## begin

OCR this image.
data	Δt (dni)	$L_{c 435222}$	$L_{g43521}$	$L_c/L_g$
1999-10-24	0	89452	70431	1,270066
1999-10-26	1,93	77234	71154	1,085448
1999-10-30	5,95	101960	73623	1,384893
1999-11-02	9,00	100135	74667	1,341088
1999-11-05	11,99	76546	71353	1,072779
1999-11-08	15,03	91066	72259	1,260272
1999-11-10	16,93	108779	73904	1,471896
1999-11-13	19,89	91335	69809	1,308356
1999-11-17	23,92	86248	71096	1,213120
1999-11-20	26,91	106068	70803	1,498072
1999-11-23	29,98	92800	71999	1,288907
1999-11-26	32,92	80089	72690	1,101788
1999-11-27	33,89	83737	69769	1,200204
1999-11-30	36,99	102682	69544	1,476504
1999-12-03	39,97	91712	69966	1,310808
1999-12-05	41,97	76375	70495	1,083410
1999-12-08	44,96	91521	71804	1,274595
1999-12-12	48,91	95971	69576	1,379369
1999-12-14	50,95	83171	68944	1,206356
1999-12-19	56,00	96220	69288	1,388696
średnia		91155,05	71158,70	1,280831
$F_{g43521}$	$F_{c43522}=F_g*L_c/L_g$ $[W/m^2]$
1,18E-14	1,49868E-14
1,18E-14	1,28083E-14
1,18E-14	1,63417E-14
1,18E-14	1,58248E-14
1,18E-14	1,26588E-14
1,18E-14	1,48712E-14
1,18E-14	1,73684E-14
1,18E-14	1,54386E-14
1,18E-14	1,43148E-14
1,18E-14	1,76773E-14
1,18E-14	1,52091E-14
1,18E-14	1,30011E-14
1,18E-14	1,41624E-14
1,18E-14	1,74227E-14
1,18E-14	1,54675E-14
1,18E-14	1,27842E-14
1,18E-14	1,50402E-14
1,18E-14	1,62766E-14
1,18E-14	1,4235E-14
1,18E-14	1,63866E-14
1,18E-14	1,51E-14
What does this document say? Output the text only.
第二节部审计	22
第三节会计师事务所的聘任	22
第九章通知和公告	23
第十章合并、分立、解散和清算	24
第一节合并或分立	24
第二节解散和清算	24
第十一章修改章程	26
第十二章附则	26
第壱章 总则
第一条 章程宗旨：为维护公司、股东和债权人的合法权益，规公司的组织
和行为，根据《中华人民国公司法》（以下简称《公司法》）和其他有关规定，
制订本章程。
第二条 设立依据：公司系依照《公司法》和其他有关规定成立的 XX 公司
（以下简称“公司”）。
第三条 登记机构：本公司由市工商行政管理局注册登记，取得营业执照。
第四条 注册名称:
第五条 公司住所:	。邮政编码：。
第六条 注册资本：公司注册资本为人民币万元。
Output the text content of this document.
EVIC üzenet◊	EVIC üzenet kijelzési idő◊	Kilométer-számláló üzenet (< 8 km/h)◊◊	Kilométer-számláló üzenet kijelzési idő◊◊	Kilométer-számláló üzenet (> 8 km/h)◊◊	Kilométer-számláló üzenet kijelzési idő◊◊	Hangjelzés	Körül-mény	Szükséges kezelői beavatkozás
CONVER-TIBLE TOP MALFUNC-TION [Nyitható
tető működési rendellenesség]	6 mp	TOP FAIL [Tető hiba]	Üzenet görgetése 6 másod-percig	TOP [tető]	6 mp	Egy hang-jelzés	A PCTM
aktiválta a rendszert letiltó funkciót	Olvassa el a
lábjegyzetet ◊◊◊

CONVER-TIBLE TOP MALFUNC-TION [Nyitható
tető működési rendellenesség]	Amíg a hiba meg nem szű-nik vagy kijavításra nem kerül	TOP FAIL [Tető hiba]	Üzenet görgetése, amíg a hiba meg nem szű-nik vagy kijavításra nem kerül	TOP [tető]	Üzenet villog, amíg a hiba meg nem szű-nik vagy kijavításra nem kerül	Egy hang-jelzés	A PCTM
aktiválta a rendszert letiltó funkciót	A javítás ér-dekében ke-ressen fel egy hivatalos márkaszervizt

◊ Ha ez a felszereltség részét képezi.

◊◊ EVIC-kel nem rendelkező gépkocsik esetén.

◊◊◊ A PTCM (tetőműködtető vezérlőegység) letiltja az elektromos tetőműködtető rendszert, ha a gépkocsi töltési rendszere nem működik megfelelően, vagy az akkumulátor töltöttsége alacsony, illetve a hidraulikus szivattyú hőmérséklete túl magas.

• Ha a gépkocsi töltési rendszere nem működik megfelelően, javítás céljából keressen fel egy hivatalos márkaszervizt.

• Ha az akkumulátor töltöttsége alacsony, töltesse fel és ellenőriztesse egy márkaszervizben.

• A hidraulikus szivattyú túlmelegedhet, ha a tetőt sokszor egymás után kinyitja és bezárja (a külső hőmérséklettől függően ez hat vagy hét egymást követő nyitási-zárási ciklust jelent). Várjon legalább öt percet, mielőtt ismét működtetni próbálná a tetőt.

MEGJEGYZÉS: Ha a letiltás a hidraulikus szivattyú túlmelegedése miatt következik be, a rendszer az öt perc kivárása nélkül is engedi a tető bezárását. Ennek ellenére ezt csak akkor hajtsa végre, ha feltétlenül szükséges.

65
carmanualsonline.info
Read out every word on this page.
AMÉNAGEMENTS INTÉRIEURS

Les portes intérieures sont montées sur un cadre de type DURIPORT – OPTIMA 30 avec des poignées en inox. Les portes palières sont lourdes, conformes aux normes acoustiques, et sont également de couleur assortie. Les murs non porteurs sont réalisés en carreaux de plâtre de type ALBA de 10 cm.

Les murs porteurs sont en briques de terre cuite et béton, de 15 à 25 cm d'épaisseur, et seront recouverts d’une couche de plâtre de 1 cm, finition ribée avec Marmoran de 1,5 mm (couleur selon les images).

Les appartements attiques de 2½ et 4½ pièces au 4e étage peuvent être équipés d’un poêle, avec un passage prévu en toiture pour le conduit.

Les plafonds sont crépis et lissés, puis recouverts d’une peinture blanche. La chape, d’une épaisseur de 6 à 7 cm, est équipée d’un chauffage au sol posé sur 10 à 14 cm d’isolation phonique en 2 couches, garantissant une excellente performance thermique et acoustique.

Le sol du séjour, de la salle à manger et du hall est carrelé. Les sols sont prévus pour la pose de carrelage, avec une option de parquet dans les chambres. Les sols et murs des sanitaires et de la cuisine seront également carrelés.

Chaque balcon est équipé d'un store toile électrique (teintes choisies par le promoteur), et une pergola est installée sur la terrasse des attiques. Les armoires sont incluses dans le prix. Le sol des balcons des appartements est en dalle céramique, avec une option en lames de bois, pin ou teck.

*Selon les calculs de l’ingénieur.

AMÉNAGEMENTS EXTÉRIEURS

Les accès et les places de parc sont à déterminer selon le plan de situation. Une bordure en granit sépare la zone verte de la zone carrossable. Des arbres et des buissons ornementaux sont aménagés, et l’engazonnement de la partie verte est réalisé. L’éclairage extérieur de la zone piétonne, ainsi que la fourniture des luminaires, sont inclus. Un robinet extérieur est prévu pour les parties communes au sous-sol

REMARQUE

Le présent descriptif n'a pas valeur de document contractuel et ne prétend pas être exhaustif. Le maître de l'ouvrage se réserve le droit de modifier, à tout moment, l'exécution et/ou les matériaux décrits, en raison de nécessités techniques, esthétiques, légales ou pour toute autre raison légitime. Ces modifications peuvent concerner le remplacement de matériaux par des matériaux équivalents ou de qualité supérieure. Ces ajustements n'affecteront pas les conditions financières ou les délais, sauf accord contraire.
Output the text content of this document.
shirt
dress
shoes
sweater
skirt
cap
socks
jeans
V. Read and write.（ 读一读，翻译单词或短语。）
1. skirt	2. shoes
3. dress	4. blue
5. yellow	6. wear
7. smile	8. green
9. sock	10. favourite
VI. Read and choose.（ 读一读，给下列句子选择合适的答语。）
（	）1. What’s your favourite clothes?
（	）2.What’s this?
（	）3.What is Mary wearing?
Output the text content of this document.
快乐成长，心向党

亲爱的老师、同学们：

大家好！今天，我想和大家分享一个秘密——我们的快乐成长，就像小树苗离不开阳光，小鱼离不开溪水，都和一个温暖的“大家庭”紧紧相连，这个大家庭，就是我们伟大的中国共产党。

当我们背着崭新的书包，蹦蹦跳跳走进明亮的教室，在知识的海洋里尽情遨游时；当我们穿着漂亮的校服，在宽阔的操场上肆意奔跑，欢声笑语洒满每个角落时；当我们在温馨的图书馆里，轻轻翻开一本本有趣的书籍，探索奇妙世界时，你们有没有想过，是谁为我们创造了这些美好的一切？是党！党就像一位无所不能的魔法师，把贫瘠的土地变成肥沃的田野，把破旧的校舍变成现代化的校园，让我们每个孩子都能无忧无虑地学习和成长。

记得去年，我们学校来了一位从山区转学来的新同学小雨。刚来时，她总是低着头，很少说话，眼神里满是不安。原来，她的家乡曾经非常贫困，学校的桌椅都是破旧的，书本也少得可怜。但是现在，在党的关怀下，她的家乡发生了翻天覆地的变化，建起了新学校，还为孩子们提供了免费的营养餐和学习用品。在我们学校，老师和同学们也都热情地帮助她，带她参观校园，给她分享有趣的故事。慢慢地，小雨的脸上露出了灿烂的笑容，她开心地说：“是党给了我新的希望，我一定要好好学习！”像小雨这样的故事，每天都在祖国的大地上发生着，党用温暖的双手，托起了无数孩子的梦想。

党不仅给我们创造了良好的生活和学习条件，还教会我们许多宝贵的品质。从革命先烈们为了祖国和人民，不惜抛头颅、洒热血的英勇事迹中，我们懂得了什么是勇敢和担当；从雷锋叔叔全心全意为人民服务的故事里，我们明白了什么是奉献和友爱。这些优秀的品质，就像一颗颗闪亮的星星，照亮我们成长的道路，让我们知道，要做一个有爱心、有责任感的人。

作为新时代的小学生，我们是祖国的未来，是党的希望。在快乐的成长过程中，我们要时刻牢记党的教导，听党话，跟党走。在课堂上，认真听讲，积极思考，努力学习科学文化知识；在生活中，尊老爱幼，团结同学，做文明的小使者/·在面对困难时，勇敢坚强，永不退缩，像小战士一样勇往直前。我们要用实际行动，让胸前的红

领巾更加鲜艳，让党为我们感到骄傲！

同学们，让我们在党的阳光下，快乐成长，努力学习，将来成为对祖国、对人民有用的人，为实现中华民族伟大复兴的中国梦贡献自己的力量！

## end

● **Exercise aim**: Check each line above for the word "recouverts" and copy the ones that have it.

● **Finished exercise**:
Les murs porteurs sont en briques de terre cuite et béton, de 15 à 25 cm d'épaisseur, et seront recouverts d’une couche de plâtre de 1 cm, finition ribée avec Marmoran de 1,5 mm (couleur selon les images).
Les plafonds sont crépis et lissés, puis recouverts d’une peinture blanche. La chape, d’une épaisseur de 6 à 7 cm, est équipée d’un chauffage au sol posé sur 10 à 14 cm d’isolation phonique en 2 couches, garantissant une excellente performance thermique et acoustique.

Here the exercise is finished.